Listings of boxed layout items:

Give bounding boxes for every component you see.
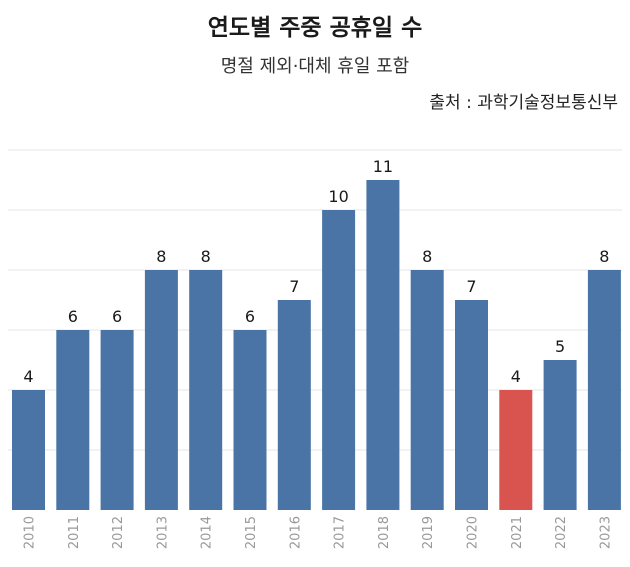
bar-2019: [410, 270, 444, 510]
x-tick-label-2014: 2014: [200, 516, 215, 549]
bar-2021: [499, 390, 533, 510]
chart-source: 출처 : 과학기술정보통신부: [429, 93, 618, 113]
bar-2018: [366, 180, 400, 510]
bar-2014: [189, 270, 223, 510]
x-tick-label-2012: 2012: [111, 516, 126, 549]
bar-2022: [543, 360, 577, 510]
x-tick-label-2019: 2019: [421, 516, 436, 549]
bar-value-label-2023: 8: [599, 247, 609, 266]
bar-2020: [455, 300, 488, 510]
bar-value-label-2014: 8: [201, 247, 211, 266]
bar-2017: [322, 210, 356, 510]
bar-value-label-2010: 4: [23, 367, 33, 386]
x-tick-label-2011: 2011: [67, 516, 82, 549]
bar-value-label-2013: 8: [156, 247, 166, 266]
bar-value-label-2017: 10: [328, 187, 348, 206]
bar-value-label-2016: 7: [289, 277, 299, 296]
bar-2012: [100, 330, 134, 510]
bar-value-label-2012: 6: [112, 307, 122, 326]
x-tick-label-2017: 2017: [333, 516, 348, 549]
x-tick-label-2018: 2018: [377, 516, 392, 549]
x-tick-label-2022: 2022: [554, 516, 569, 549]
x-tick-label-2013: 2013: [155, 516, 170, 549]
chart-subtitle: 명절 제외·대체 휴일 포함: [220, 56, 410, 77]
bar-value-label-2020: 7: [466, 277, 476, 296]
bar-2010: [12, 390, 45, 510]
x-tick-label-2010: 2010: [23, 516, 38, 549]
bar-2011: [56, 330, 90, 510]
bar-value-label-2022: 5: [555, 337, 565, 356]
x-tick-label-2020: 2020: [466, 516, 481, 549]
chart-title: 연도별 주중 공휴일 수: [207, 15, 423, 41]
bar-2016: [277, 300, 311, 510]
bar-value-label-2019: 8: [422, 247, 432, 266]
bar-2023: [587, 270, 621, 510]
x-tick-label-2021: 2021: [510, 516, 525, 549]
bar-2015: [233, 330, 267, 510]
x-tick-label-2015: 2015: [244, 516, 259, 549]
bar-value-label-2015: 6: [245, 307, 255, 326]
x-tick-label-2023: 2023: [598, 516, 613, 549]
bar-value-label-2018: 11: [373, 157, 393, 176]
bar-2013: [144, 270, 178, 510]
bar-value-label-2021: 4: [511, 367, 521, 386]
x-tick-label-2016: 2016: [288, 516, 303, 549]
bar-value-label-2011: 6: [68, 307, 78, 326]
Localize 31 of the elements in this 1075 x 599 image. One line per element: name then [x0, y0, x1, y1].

--

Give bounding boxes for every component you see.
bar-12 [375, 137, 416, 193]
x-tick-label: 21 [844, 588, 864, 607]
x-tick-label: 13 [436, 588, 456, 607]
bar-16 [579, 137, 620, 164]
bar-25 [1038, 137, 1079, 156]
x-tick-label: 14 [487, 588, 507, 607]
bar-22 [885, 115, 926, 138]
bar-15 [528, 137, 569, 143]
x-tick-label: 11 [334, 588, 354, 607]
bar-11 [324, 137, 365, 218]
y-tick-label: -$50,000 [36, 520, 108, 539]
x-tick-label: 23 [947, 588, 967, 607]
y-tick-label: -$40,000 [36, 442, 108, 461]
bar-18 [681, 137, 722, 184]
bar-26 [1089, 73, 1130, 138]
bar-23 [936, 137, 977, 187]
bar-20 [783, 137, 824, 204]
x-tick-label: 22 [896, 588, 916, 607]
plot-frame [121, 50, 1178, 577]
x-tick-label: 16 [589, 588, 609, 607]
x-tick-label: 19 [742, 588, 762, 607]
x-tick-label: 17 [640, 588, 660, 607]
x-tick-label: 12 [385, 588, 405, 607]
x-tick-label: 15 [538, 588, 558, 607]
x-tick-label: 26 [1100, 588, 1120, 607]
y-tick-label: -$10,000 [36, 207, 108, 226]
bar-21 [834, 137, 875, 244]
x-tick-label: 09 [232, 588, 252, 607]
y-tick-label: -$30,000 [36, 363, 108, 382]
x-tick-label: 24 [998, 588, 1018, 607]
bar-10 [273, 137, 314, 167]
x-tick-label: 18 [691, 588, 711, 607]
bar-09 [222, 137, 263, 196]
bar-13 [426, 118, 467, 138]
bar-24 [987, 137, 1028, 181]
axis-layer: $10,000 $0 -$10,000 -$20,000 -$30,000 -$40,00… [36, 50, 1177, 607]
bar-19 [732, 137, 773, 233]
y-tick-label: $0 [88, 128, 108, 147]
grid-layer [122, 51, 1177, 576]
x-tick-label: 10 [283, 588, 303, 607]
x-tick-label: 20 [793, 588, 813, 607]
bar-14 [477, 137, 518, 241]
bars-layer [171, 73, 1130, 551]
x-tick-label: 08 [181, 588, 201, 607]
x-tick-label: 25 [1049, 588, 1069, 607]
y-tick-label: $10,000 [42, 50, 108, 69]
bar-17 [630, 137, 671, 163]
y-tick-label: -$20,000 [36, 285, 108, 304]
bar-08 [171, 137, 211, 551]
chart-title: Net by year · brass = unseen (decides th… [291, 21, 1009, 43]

=== Direction ===
Extract the data lines that start with the line containing "bar-2019: [410, 270, 444, 510]" and end with the line containing "bar-2022: [543, 360, 577, 510]", repeating them exactly and including both end lines.

=== Reply to the exercise ===
bar-2019: [410, 270, 444, 510]
x-tick-label-2014: 2014: [200, 516, 215, 549]
bar-2021: [499, 390, 533, 510]
chart-source: 출처 : 과학기술정보통신부: [429, 93, 618, 113]
bar-2018: [366, 180, 400, 510]
bar-2014: [189, 270, 223, 510]
x-tick-label-2012: 2012: [111, 516, 126, 549]
bar-2022: [543, 360, 577, 510]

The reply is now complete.